Work instructions:
Work out the number of lines with the word "subtitle" in the material below, then reply with that number only.

Supplied material:
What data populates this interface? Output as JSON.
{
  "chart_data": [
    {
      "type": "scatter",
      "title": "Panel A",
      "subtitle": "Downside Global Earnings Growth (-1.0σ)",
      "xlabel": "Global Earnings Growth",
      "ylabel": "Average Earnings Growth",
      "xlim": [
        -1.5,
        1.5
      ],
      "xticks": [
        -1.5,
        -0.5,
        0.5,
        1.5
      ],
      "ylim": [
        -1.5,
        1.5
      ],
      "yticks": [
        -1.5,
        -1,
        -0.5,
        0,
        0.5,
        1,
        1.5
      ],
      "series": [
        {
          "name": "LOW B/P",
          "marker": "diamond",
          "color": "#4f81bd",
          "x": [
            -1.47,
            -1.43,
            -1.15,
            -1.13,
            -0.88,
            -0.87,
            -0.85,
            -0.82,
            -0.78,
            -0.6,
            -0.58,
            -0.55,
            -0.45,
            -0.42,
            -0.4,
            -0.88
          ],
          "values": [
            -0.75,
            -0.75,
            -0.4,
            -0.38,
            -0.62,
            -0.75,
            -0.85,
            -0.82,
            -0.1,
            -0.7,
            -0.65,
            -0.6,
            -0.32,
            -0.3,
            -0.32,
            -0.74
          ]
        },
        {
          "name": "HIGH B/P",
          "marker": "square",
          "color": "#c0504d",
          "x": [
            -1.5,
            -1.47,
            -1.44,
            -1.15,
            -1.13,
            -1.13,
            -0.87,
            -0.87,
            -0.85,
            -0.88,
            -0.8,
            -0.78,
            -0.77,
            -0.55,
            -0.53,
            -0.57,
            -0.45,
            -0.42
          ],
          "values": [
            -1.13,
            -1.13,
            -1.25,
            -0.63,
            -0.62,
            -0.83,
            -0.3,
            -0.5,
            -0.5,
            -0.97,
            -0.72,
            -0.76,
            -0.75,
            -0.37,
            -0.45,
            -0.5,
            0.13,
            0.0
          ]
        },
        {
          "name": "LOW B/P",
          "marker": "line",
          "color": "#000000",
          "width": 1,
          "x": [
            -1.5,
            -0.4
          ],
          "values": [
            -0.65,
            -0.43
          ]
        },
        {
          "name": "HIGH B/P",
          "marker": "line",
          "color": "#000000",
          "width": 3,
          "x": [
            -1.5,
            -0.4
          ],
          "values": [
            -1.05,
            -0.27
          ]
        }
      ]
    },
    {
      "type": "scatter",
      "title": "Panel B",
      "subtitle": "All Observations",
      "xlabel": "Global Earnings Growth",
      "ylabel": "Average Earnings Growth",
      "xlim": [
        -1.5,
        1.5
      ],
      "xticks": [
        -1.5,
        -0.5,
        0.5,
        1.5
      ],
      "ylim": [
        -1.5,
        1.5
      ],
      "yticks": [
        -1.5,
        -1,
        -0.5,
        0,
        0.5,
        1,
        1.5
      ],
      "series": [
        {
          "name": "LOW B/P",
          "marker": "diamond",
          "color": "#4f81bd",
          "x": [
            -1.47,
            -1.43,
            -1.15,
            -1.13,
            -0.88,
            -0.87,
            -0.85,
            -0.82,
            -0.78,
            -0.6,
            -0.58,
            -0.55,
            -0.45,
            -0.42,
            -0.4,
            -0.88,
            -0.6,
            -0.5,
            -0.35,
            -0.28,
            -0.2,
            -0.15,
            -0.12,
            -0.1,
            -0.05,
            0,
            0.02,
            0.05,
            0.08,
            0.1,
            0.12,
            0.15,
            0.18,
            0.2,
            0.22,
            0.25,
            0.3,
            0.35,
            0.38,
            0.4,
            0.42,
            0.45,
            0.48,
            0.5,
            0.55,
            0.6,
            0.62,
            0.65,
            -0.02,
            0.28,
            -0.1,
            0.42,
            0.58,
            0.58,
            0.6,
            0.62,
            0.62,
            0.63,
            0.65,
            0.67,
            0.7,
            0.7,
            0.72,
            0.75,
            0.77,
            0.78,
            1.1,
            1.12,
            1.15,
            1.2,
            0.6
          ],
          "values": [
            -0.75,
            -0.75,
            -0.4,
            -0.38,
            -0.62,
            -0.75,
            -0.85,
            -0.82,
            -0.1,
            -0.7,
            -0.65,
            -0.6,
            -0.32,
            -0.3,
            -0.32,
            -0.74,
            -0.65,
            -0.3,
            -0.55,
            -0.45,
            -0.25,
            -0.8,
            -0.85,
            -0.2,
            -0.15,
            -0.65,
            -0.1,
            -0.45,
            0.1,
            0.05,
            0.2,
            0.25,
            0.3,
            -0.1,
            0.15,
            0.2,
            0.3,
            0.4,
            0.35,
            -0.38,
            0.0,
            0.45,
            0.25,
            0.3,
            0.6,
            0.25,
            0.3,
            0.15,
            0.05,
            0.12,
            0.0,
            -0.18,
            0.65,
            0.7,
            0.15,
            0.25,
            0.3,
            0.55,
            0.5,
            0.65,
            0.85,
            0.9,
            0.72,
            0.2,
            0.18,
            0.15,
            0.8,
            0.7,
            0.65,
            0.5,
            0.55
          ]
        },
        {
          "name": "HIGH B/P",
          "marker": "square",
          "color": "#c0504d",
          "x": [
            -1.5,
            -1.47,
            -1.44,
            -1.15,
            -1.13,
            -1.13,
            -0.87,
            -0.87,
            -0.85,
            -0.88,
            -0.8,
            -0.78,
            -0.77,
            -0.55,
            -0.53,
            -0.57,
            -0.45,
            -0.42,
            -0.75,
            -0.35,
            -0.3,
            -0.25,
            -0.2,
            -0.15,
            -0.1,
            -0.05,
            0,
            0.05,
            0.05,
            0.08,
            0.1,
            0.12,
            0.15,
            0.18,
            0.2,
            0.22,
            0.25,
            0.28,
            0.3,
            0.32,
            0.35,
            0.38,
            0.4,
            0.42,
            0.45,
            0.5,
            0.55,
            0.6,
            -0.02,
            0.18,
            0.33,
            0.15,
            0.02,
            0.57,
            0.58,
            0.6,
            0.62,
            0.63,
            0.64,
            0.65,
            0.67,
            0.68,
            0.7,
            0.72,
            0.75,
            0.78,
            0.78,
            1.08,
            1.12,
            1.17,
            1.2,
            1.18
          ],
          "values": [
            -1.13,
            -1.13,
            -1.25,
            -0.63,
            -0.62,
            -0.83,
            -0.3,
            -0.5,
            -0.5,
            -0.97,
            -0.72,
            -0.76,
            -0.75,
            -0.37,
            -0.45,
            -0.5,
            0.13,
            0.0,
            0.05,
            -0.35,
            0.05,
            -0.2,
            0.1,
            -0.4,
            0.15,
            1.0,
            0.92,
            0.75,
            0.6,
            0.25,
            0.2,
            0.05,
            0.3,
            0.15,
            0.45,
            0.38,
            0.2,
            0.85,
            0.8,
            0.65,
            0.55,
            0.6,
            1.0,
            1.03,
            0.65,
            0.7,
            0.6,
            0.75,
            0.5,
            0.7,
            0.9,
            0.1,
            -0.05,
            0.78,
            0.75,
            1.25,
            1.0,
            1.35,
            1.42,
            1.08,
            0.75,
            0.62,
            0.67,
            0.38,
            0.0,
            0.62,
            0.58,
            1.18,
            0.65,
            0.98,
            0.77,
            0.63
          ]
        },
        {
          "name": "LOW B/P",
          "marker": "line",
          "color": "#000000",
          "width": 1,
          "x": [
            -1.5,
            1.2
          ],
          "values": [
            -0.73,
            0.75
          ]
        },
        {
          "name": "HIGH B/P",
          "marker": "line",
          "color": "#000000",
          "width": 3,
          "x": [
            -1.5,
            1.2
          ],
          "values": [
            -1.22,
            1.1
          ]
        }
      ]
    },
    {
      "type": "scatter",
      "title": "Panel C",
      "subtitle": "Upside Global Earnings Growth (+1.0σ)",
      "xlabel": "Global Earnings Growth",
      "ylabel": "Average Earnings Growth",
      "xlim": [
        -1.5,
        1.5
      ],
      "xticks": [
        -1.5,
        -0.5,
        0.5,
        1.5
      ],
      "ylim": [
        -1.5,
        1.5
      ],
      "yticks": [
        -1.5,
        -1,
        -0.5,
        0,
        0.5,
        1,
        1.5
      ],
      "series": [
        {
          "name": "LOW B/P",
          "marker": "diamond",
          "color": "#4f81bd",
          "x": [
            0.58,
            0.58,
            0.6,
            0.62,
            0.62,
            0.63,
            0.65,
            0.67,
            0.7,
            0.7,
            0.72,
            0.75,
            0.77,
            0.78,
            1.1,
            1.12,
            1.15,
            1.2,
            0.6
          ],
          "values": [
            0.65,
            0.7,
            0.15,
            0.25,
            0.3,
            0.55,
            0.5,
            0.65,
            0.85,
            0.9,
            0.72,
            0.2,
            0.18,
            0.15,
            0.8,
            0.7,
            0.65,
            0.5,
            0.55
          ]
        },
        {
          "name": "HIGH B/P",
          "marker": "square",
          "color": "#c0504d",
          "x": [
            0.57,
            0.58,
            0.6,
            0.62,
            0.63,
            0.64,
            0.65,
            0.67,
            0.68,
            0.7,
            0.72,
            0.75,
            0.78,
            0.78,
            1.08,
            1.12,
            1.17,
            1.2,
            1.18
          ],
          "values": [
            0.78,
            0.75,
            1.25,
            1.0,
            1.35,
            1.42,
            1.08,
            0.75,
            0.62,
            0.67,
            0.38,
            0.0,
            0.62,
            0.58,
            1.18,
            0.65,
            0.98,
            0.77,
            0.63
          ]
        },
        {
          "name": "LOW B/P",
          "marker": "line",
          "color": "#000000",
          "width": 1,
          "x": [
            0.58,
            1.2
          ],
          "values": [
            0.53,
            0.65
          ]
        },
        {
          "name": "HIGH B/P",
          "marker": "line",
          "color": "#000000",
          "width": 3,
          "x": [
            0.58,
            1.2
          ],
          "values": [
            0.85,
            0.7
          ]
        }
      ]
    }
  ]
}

Finished task:
3